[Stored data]
_ _ _ _

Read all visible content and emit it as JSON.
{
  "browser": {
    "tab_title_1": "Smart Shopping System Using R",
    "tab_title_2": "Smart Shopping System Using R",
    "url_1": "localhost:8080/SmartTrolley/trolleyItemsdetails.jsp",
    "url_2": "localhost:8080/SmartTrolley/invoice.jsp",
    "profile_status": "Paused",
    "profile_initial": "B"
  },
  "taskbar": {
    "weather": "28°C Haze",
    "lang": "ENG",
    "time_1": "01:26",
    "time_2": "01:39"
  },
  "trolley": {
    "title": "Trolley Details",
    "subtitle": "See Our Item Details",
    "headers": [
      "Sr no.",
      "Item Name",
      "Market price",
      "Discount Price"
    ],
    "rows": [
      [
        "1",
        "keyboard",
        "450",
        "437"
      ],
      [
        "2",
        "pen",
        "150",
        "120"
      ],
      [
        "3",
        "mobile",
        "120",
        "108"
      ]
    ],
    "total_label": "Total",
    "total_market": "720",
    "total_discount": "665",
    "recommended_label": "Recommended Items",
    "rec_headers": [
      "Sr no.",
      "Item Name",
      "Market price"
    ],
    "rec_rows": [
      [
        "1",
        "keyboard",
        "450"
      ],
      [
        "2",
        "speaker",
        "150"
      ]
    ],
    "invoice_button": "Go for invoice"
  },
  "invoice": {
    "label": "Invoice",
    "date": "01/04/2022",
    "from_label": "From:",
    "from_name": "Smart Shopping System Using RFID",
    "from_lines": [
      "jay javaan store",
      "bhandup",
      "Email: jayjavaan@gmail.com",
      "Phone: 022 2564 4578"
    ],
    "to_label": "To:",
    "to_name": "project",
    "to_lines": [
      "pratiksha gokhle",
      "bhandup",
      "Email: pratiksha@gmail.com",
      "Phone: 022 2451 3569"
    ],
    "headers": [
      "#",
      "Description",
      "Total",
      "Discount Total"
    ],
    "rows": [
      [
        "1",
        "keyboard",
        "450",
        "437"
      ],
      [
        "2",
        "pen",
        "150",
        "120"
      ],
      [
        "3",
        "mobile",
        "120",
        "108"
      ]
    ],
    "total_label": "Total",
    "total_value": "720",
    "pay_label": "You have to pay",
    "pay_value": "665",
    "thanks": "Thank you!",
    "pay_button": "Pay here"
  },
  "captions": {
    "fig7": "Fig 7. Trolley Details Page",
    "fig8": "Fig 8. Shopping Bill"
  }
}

_ _ _ _

Given exercise:
Recite the full listing above exactly.

Output:
Read all visible content and emit it as JSON.
{
  "browser": {
    "tab_title_1": "Smart Shopping System Using R",
    "tab_title_2": "Smart Shopping System Using R",
    "url_1": "localhost:8080/SmartTrolley/trolleyItemsdetails.jsp",
    "url_2": "localhost:8080/SmartTrolley/invoice.jsp",
    "profile_status": "Paused",
    "profile_initial": "B"
  },
  "taskbar": {
    "weather": "28°C Haze",
    "lang": "ENG",
    "time_1": "01:26",
    "time_2": "01:39"
  },
  "trolley": {
    "title": "Trolley Details",
    "subtitle": "See Our Item Details",
    "headers": [
      "Sr no.",
      "Item Name",
      "Market price",
      "Discount Price"
    ],
    "rows": [
      [
        "1",
        "keyboard",
        "450",
        "437"
      ],
      [
        "2",
        "pen",
        "150",
        "120"
      ],
      [
        "3",
        "mobile",
        "120",
        "108"
      ]
    ],
    "total_label": "Total",
    "total_market": "720",
    "total_discount": "665",
    "recommended_label": "Recommended Items",
    "rec_headers": [
      "Sr no.",
      "Item Name",
      "Market price"
    ],
    "rec_rows": [
      [
        "1",
        "keyboard",
        "450"
      ],
      [
        "2",
        "speaker",
        "150"
      ]
    ],
    "invoice_button": "Go for invoice"
  },
  "invoice": {
    "label": "Invoice",
    "date": "01/04/2022",
    "from_label": "From:",
    "from_name": "Smart Shopping System Using RFID",
    "from_lines": [
      "jay javaan store",
      "bhandup",
      "Email: jayjavaan@gmail.com",
      "Phone: 022 2564 4578"
    ],
    "to_label": "To:",
    "to_name": "project",
    "to_lines": [
      "pratiksha gokhle",
      "bhandup",
      "Email: pratiksha@gmail.com",
      "Phone: 022 2451 3569"
    ],
    "headers": [
      "#",
      "Description",
      "Total",
      "Discount Total"
    ],
    "rows": [
      [
        "1",
        "keyboard",
        "450",
        "437"
      ],
      [
        "2",
        "pen",
        "150",
        "120"
      ],
      [
        "3",
        "mobile",
        "120",
        "108"
      ]
    ],
    "total_label": "Total",
    "total_value": "720",
    "pay_label": "You have to pay",
    "pay_value": "665",
    "thanks": "Thank you!",
    "pay_button": "Pay here"
  },
  "captions": {
    "fig7": "Fig 7. Trolley Details Page",
    "fig8": "Fig 8. Shopping Bill"
  }
}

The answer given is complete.